- The exercise: Print every line of the listing exactly, please.

________________

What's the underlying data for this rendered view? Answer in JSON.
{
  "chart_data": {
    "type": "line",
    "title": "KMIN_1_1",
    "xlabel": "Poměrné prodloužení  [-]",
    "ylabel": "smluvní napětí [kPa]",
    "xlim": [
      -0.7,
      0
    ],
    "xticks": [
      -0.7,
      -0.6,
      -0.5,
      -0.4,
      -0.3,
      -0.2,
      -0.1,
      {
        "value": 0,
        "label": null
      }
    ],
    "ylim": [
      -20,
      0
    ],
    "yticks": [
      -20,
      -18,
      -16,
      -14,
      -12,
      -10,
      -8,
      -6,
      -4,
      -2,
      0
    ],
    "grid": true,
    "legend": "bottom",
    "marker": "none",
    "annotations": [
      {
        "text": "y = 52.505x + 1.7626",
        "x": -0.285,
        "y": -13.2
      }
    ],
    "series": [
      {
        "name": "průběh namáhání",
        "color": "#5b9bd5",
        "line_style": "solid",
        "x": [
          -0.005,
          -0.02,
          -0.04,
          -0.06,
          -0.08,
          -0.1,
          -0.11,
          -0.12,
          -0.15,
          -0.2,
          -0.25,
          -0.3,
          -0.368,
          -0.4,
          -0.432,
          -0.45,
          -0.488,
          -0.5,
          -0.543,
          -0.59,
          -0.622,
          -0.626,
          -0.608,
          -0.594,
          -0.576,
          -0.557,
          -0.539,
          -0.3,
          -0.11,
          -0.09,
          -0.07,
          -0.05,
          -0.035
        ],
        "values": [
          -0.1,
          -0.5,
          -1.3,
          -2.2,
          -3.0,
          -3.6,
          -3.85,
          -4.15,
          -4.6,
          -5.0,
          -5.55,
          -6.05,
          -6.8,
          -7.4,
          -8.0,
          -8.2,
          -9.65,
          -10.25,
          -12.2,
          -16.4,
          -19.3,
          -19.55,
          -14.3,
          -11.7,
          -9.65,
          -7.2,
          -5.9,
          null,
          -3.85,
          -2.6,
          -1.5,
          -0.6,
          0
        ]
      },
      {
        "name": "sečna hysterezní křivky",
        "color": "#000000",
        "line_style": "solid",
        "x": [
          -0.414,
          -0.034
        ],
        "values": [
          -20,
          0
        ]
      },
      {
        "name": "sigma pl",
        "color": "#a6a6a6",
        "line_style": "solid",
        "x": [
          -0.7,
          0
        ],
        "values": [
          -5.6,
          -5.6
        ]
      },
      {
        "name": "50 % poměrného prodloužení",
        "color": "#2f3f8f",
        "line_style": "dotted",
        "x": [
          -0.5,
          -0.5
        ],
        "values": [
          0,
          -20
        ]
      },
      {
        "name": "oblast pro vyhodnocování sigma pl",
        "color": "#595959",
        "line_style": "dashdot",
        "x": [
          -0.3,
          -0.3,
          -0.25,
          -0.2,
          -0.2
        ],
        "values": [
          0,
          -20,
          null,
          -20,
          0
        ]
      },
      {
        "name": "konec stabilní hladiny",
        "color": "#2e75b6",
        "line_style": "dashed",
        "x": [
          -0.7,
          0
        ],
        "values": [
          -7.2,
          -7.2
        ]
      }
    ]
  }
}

________________

- The output:
What's the underlying data for this rendered view? Answer in JSON.
{
  "chart_data": {
    "type": "line",
    "title": "KMIN_1_1",
    "xlabel": "Poměrné prodloužení  [-]",
    "ylabel": "smluvní napětí [kPa]",
    "xlim": [
      -0.7,
      0
    ],
    "xticks": [
      -0.7,
      -0.6,
      -0.5,
      -0.4,
      -0.3,
      -0.2,
      -0.1,
      {
        "value": 0,
        "label": null
      }
    ],
    "ylim": [
      -20,
      0
    ],
    "yticks": [
      -20,
      -18,
      -16,
      -14,
      -12,
      -10,
      -8,
      -6,
      -4,
      -2,
      0
    ],
    "grid": true,
    "legend": "bottom",
    "marker": "none",
    "annotations": [
      {
        "text": "y = 52.505x + 1.7626",
        "x": -0.285,
        "y": -13.2
      }
    ],
    "series": [
      {
        "name": "průběh namáhání",
        "color": "#5b9bd5",
        "line_style": "solid",
        "x": [
          -0.005,
          -0.02,
          -0.04,
          -0.06,
          -0.08,
          -0.1,
          -0.11,
          -0.12,
          -0.15,
          -0.2,
          -0.25,
          -0.3,
          -0.368,
          -0.4,
          -0.432,
          -0.45,
          -0.488,
          -0.5,
          -0.543,
          -0.59,
          -0.622,
          -0.626,
          -0.608,
          -0.594,
          -0.576,
          -0.557,
          -0.539,
          -0.3,
          -0.11,
          -0.09,
          -0.07,
          -0.05,
          -0.035
        ],
        "values": [
          -0.1,
          -0.5,
          -1.3,
          -2.2,
          -3.0,
          -3.6,
          -3.85,
          -4.15,
          -4.6,
          -5.0,
          -5.55,
          -6.05,
          -6.8,
          -7.4,
          -8.0,
          -8.2,
          -9.65,
          -10.25,
          -12.2,
          -16.4,
          -19.3,
          -19.55,
          -14.3,
          -11.7,
          -9.65,
          -7.2,
          -5.9,
          null,
          -3.85,
          -2.6,
          -1.5,
          -0.6,
          0
        ]
      },
      {
        "name": "sečna hysterezní křivky",
        "color": "#000000",
        "line_style": "solid",
        "x": [
          -0.414,
          -0.034
        ],
        "values": [
          -20,
          0
        ]
      },
      {
        "name": "sigma pl",
        "color": "#a6a6a6",
        "line_style": "solid",
        "x": [
          -0.7,
          0
        ],
        "values": [
          -5.6,
          -5.6
        ]
      },
      {
        "name": "50 % poměrného prodloužení",
        "color": "#2f3f8f",
        "line_style": "dotted",
        "x": [
          -0.5,
          -0.5
        ],
        "values": [
          0,
          -20
        ]
      },
      {
        "name": "oblast pro vyhodnocování sigma pl",
        "color": "#595959",
        "line_style": "dashdot",
        "x": [
          -0.3,
          -0.3,
          -0.25,
          -0.2,
          -0.2
        ],
        "values": [
          0,
          -20,
          null,
          -20,
          0
        ]
      },
      {
        "name": "konec stabilní hladiny",
        "color": "#2e75b6",
        "line_style": "dashed",
        "x": [
          -0.7,
          0
        ],
        "values": [
          -7.2,
          -7.2
        ]
      }
    ]
  }
}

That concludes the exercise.